┌─ RECORDS TO PROCESS

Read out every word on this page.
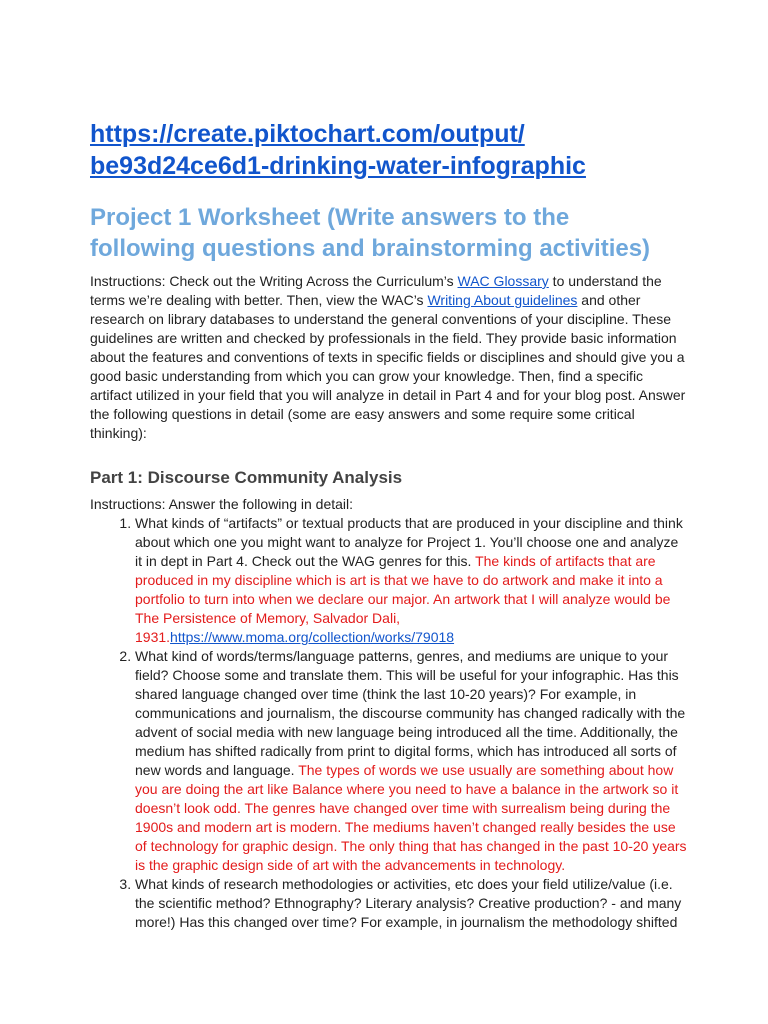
https://create.piktochart.com/output/
be93d24ce6d1-drinking-water-infographic
Project 1 Worksheet (Write answers to the
following questions and brainstorming activities)

Instructions: Check out the Writing Across the Curriculum’s WAC Glossary to understand the terms we’re dealing with better. Then, view the WAC’s Writing About guidelines and other research on library databases to understand the general conventions of your discipline. These guidelines are written and checked by professionals in the field. They provide basic information about the features and conventions of texts in specific fields or disciplines and should give you a good basic understanding from which you can grow your knowledge. Then, find a specific artifact utilized in your field that you will analyze in detail in Part 4 and for your blog post. Answer the following questions in detail (some are easy answers and some require some critical thinking):

Part 1: Discourse Community Analysis

Instructions: Answer the following in detail:

1. What kinds of “artifacts” or textual products that are produced in your discipline and think about which one you might want to analyze for Project 1. You’ll choose one and analyze it in dept in Part 4. Check out the WAG genres for this. The kinds of artifacts that are produced in my discipline which is art is that we have to do artwork and make it into a portfolio to turn into when we declare our major. An artwork that I will analyze would be The Persistence of Memory, Salvador Dali, 1931.https://www.moma.org/collection/works/79018
2. What kind of words/terms/language patterns, genres, and mediums are unique to your field? Choose some and translate them. This will be useful for your infographic. Has this shared language changed over time (think the last 10-20 years)? For example, in communications and journalism, the discourse community has changed radically with the advent of social media with new language being introduced all the time. Additionally, the medium has shifted radically from print to digital forms, which has introduced all sorts of new words and language. The types of words we use usually are something about how you are doing the art like Balance where you need to have a balance in the artwork so it doesn’t look odd. The genres have changed over time with surrealism being during the 1900s and modern art is modern. The mediums haven’t changed really besides the use of technology for graphic design. The only thing that has changed in the past 10-20 years is the graphic design side of art with the advancements in technology.
3. What kinds of research methodologies or activities, etc does your field utilize/value (i.e. the scientific method? Ethnography? Literary analysis? Creative production? - and many more!) Has this changed over time? For example, in journalism the methodology shifted
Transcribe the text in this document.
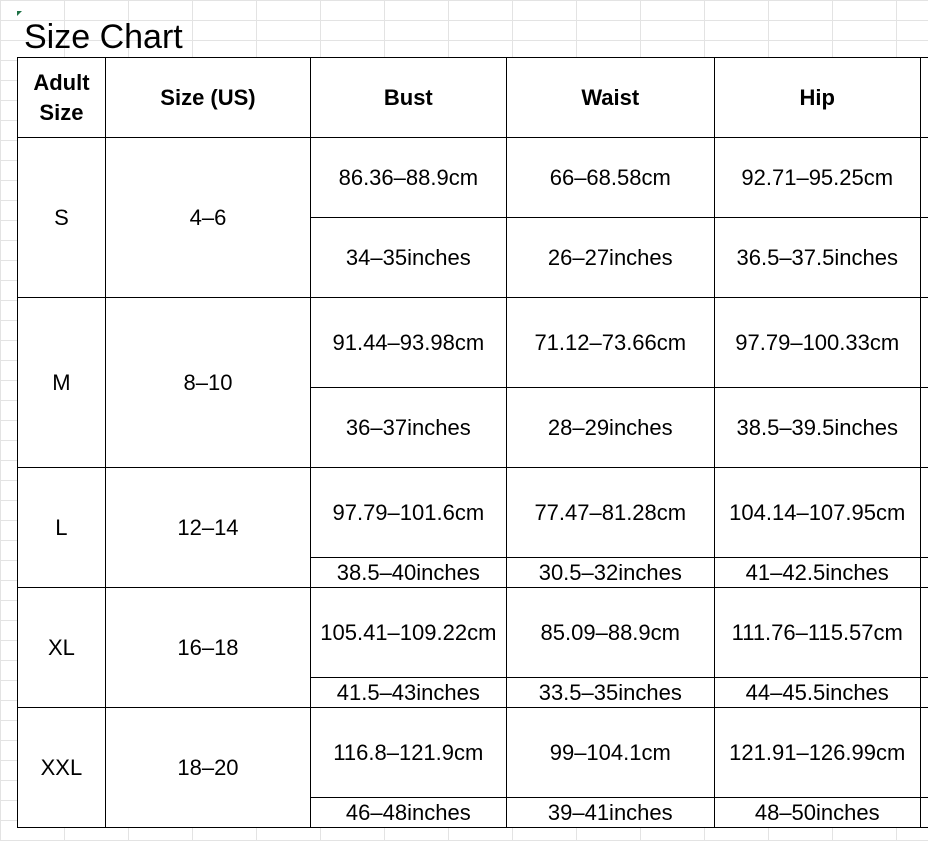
Size Chart
Adult Size	Size (US)	Bust	Waist	Hip	
S	4–6	86.36–88.9cm	66–68.58cm	92.71–95.25cm	
		34–35inches	26–27inches	36.5–37.5inches	
M	8–10	91.44–93.98cm	71.12–73.66cm	97.79–100.33cm	
		36–37inches	28–29inches	38.5–39.5inches	
L	12–14	97.79–101.6cm	77.47–81.28cm	104.14–107.95cm	
		38.5–40inches	30.5–32inches	41–42.5inches	
XL	16–18	105.41–109.22cm	85.09–88.9cm	111.76–115.57cm	
		41.5–43inches	33.5–35inches	44–45.5inches	
XXL	18–20	116.8–121.9cm	99–104.1cm	121.91–126.99cm	
		46–48inches	39–41inches	48–50inches	
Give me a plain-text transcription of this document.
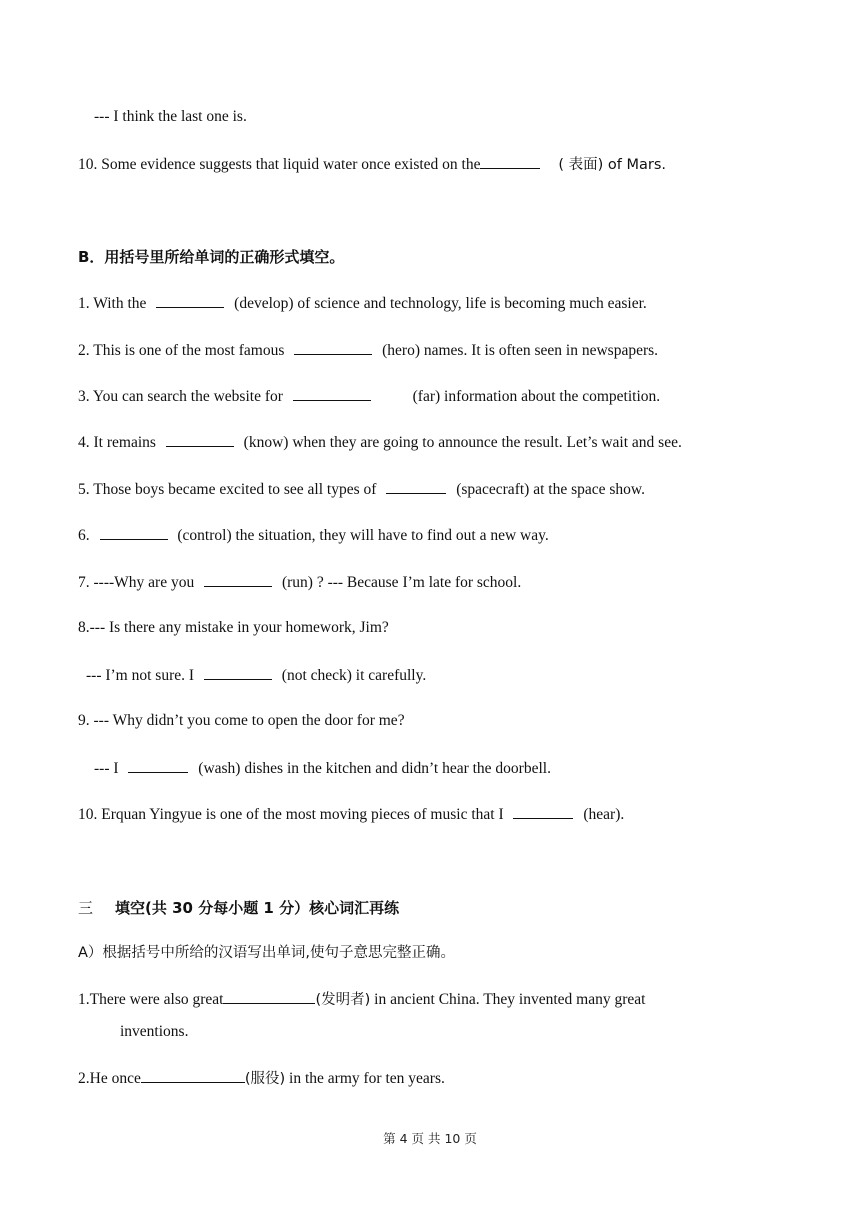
--- I think the last one is.
10. Some evidence suggests that liquid water once existed on the	( 表面) of Mars.
B．用括号里所给单词的正确形式填空。
1. With the	(develop) of science and technology, life is becoming much easier.
2. This is one of the most famous	(hero) names. It is often seen in newspapers.
3. You can search the website for	(far) information about the competition.
4. It remains	(know) when they are going to announce the result. Let’s wait and see.
5. Those boys became excited to see all types of	(spacecraft) at the space show.
6.	(control) the situation, they will have to find out a new way.
7. ----Why are you	(run) ? --- Because I’m late for school.
8.--- Is there any mistake in your homework, Jim?
--- I’m not sure. I	(not check) it carefully.
9. --- Why didn’t you come to open the door for me?
--- I	(wash) dishes in the kitchen and didn’t hear the doorbell.
10. Erquan Yingyue is one of the most moving pieces of music that I	(hear).
三 填空(共 30 分每小题 1 分）核心词汇再练
A）根据括号中所给的汉语写出单词,使句子意思完整正确。
1.There were also great	(发明者) in ancient China. They invented many great
inventions.
2.He once	(服役) in the army for ten years.
第 4 页 共 10 页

└─

**PROBLEM**
Reproduce exactly, and only, the lines from the one containing "Give me a plain-text" through the last line of the records above, both included, leaving out any pictures.

**RESULT FOR THIS EXERCISE**
Give me a plain-text transcription of this document.
--- I think the last one is.
10. Some evidence suggests that liquid water once existed on the	( 表面) of Mars.
B．用括号里所给单词的正确形式填空。
1. With the	(develop) of science and technology, life is becoming much easier.
2. This is one of the most famous	(hero) names. It is often seen in newspapers.
3. You can search the website for	(far) information about the competition.
4. It remains	(know) when they are going to announce the result. Let’s wait and see.
5. Those boys became excited to see all types of	(spacecraft) at the space show.
6.	(control) the situation, they will have to find out a new way.
7. ----Why are you	(run) ? --- Because I’m late for school.
8.--- Is there any mistake in your homework, Jim?
--- I’m not sure. I	(not check) it carefully.
9. --- Why didn’t you come to open the door for me?
--- I	(wash) dishes in the kitchen and didn’t hear the doorbell.
10. Erquan Yingyue is one of the most moving pieces of music that I	(hear).
三 填空(共 30 分每小题 1 分）核心词汇再练
A）根据括号中所给的汉语写出单词,使句子意思完整正确。
1.There were also great	(发明者) in ancient China. They invented many great
inventions.
2.He once	(服役) in the army for ten years.
第 4 页 共 10 页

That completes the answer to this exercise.